[Recorded data]
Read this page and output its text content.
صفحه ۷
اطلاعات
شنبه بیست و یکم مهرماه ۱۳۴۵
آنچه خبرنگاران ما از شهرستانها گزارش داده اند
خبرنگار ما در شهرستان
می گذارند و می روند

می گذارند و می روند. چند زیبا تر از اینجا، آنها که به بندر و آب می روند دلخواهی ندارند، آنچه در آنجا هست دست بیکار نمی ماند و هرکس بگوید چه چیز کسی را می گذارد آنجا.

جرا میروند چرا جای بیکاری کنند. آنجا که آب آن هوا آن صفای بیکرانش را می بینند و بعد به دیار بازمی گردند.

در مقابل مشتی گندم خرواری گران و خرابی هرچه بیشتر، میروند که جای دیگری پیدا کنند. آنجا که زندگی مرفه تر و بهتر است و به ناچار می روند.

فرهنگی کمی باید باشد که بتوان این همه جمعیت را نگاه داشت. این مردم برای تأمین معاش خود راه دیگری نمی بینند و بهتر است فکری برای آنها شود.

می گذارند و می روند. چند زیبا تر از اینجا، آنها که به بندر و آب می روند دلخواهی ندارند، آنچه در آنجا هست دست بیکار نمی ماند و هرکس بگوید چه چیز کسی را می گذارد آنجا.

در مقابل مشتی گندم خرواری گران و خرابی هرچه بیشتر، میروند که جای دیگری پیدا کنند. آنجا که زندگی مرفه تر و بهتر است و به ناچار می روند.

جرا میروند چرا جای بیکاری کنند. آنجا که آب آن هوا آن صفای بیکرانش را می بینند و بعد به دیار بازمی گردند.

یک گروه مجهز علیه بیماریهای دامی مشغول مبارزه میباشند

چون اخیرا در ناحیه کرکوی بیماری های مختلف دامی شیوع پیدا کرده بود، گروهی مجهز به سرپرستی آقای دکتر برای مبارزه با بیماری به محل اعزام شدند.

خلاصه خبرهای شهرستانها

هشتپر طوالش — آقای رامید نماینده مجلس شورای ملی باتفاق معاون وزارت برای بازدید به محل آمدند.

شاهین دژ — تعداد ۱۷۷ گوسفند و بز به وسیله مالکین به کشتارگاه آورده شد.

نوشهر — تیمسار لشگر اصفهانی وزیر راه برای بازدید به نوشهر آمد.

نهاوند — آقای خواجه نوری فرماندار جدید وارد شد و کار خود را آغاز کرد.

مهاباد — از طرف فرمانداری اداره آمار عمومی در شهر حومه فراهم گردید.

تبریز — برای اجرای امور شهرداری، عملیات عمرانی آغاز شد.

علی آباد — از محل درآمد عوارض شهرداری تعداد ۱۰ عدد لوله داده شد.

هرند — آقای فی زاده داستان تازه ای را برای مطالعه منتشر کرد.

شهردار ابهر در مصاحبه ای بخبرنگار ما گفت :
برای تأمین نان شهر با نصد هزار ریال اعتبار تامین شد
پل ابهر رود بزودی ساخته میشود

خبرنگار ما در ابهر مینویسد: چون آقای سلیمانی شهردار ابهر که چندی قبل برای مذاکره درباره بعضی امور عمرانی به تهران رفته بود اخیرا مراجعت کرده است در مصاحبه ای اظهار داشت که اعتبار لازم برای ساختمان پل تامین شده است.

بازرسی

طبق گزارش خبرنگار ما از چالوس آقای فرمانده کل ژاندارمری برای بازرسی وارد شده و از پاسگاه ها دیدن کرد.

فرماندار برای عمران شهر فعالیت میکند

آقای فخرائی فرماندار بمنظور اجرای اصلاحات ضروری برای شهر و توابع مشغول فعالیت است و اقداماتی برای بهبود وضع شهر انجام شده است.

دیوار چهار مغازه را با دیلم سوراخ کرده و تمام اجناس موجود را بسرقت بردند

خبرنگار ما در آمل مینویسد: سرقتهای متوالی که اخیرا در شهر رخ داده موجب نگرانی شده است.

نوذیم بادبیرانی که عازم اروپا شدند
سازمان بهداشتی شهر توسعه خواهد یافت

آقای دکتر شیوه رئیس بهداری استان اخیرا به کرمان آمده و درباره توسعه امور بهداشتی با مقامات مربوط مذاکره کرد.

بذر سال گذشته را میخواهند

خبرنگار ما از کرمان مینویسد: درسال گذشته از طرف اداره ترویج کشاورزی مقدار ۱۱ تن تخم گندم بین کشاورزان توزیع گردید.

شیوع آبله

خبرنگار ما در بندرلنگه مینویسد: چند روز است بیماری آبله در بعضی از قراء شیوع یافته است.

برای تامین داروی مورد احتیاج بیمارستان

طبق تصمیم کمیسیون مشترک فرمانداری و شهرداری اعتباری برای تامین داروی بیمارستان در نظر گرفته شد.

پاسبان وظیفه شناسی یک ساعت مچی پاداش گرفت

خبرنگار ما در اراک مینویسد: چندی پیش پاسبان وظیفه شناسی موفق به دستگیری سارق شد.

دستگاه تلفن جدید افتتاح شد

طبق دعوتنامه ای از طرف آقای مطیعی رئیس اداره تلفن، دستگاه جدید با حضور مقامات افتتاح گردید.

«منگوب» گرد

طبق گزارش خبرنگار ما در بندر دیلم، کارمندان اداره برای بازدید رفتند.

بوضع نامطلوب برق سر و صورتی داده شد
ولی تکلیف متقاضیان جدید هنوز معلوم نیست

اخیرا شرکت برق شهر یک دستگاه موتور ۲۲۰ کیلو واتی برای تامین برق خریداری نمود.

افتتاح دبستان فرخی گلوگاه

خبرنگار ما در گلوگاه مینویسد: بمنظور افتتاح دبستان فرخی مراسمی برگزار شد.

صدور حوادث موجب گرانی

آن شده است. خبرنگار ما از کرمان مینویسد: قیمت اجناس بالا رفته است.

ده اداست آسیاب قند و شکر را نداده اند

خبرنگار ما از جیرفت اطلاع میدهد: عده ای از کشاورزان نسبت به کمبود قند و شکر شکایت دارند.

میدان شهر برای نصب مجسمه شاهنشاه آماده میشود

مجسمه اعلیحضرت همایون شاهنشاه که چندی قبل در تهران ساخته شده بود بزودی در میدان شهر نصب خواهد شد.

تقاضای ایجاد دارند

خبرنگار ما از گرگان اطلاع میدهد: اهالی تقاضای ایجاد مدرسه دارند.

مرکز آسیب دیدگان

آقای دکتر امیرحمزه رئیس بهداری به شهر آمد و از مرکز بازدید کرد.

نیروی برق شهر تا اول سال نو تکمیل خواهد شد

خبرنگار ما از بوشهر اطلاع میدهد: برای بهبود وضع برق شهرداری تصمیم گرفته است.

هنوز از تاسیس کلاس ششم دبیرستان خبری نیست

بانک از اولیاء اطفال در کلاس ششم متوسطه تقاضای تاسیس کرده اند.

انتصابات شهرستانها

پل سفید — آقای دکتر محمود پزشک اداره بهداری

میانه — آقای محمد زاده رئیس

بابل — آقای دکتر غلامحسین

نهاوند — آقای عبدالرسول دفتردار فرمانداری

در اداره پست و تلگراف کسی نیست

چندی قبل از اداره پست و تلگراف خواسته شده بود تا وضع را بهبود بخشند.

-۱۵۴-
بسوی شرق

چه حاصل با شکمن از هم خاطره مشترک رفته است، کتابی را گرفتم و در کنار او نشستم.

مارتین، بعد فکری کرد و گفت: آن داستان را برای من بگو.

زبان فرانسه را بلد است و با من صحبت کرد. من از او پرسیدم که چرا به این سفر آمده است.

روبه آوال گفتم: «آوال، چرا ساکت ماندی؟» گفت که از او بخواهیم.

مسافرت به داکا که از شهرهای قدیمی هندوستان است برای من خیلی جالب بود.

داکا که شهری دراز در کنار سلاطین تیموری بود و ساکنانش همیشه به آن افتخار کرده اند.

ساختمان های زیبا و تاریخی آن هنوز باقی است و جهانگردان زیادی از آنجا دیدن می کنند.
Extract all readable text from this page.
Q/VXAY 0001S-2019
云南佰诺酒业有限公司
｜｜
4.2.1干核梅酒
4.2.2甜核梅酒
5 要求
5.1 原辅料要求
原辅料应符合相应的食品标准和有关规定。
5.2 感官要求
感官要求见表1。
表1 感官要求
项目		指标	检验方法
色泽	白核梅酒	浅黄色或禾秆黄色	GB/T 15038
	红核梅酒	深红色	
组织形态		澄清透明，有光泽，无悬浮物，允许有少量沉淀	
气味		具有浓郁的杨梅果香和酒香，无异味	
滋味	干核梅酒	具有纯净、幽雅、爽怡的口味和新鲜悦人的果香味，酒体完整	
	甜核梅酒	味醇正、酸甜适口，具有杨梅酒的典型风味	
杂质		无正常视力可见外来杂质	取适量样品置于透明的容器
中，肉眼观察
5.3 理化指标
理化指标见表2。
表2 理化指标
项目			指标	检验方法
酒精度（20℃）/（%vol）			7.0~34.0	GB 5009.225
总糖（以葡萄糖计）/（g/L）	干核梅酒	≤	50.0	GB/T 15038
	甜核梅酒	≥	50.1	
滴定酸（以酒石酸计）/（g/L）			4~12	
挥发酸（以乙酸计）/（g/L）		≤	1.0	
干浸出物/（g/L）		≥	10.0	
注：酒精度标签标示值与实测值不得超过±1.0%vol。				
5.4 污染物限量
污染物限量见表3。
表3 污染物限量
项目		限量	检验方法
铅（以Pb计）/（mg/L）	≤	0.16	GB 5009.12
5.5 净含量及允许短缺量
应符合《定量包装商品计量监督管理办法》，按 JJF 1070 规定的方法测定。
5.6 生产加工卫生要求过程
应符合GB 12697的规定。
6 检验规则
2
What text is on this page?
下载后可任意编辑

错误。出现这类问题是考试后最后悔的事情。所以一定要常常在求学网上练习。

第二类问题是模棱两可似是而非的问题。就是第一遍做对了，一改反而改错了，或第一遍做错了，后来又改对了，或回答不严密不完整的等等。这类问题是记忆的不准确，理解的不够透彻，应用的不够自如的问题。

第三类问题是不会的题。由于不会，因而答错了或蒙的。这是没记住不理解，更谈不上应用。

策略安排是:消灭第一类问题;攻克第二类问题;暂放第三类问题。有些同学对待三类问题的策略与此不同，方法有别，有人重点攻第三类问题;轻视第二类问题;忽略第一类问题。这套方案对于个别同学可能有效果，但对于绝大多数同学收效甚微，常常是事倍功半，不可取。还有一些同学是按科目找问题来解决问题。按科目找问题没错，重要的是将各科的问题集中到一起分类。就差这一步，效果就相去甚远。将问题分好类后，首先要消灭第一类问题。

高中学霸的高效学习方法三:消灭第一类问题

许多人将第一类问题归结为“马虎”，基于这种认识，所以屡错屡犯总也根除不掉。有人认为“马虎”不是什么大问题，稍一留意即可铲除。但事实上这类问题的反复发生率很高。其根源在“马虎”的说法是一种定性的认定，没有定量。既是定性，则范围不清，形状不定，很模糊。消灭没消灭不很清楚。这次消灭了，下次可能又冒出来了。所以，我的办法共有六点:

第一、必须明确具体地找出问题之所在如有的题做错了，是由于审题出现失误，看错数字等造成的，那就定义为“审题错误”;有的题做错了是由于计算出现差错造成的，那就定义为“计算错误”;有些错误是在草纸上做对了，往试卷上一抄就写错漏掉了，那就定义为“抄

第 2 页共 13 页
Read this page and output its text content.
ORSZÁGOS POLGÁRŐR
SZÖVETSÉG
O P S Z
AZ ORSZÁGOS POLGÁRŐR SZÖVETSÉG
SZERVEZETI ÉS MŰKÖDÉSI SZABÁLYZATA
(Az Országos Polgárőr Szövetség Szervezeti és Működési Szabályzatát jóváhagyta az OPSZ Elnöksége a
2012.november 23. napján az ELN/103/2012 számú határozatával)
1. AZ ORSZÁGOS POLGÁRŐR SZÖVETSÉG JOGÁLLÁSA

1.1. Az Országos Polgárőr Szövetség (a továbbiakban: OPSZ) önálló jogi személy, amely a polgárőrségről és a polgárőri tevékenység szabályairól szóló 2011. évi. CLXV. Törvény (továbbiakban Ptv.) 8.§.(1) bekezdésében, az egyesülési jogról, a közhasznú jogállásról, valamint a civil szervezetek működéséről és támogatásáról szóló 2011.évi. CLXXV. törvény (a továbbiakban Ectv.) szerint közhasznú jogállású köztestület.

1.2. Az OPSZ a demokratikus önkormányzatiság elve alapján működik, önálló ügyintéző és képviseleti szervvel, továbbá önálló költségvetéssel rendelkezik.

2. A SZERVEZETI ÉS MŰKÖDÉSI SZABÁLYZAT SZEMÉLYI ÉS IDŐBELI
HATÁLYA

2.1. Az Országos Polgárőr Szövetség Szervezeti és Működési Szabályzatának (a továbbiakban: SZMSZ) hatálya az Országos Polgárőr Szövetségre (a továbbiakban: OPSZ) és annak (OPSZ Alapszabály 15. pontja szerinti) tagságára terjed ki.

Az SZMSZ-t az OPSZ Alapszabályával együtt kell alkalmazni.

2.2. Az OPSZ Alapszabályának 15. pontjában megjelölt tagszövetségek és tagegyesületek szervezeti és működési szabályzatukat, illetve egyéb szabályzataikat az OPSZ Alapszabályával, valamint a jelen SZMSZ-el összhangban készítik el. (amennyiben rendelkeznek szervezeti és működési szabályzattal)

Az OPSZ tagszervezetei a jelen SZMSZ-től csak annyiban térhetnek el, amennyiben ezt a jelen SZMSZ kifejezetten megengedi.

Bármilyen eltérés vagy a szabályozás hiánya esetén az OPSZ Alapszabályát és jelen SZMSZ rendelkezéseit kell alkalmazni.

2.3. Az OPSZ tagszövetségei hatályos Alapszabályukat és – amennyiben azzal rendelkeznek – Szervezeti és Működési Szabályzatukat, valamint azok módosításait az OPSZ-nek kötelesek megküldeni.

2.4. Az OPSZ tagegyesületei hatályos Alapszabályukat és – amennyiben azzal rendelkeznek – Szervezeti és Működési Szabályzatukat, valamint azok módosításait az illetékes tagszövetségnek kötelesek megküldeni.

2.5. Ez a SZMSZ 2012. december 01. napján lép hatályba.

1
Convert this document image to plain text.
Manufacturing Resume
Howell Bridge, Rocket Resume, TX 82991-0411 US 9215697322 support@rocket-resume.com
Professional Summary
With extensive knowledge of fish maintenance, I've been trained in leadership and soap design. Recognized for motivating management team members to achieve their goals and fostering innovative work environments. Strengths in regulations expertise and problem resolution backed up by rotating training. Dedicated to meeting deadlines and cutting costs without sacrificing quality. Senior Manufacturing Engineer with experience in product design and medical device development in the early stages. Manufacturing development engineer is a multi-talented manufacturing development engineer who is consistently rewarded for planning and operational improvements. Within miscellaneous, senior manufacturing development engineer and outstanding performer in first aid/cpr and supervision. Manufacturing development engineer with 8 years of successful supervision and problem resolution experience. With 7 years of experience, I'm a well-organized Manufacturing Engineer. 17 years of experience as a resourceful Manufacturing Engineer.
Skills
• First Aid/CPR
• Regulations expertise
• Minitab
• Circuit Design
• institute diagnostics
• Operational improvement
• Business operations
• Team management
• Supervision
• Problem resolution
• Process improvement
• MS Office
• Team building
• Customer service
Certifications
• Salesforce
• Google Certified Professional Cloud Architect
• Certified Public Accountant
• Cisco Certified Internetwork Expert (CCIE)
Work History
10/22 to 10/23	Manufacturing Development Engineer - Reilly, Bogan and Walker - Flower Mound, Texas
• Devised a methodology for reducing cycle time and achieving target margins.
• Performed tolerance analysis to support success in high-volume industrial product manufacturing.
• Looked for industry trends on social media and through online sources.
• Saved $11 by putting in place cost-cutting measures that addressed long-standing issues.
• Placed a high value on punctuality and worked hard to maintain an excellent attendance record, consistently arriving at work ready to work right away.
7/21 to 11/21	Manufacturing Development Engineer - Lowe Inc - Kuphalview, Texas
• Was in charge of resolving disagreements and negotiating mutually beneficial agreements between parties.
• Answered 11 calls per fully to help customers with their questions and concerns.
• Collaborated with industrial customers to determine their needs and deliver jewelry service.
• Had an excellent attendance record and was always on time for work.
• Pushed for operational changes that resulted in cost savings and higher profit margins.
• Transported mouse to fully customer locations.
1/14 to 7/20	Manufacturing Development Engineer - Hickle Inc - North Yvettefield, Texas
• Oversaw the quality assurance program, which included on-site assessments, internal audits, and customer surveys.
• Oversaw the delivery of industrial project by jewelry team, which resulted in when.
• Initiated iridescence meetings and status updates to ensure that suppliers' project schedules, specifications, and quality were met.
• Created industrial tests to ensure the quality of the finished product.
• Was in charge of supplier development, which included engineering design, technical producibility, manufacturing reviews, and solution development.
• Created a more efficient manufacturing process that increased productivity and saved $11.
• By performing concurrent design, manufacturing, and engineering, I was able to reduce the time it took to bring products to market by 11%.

* _TASK GOAL_
From the records above, copy every line that holds the word "excellent".

* _RESULT FOR THIS EXERCISE_
• Placed a high value on punctuality and worked hard to maintain an excellent attendance record, consistently arriving at work ready to work right away.
• Had an excellent attendance record and was always on time for work.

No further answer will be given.